Give all of the lines again exactly as they read.

>> START Data for the task

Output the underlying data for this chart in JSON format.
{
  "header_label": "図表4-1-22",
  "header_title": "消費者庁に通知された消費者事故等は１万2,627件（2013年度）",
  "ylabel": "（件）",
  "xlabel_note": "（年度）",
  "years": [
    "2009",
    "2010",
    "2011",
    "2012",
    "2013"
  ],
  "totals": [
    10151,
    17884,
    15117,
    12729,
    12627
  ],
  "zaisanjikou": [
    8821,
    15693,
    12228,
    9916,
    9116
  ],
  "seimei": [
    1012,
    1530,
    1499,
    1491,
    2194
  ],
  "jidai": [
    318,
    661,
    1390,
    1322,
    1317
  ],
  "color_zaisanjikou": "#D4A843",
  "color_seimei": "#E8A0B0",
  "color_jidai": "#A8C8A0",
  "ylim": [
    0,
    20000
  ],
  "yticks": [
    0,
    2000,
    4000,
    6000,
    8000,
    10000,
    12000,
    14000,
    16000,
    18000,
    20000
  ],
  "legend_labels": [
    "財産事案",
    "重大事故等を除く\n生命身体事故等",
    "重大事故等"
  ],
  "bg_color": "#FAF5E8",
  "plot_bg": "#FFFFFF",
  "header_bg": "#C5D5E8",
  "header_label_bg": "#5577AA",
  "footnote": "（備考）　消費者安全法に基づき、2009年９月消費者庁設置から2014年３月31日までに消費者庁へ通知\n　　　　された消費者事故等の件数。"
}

>> END Data for the task

• [Answer in full]
Output the underlying data for this chart in JSON format.
{
  "header_label": "図表4-1-22",
  "header_title": "消費者庁に通知された消費者事故等は１万2,627件（2013年度）",
  "ylabel": "（件）",
  "xlabel_note": "（年度）",
  "years": [
    "2009",
    "2010",
    "2011",
    "2012",
    "2013"
  ],
  "totals": [
    10151,
    17884,
    15117,
    12729,
    12627
  ],
  "zaisanjikou": [
    8821,
    15693,
    12228,
    9916,
    9116
  ],
  "seimei": [
    1012,
    1530,
    1499,
    1491,
    2194
  ],
  "jidai": [
    318,
    661,
    1390,
    1322,
    1317
  ],
  "color_zaisanjikou": "#D4A843",
  "color_seimei": "#E8A0B0",
  "color_jidai": "#A8C8A0",
  "ylim": [
    0,
    20000
  ],
  "yticks": [
    0,
    2000,
    4000,
    6000,
    8000,
    10000,
    12000,
    14000,
    16000,
    18000,
    20000
  ],
  "legend_labels": [
    "財産事案",
    "重大事故等を除く\n生命身体事故等",
    "重大事故等"
  ],
  "bg_color": "#FAF5E8",
  "plot_bg": "#FFFFFF",
  "header_bg": "#C5D5E8",
  "header_label_bg": "#5577AA",
  "footnote": "（備考）　消費者安全法に基づき、2009年９月消費者庁設置から2014年３月31日までに消費者庁へ通知\n　　　　された消費者事故等の件数。"
}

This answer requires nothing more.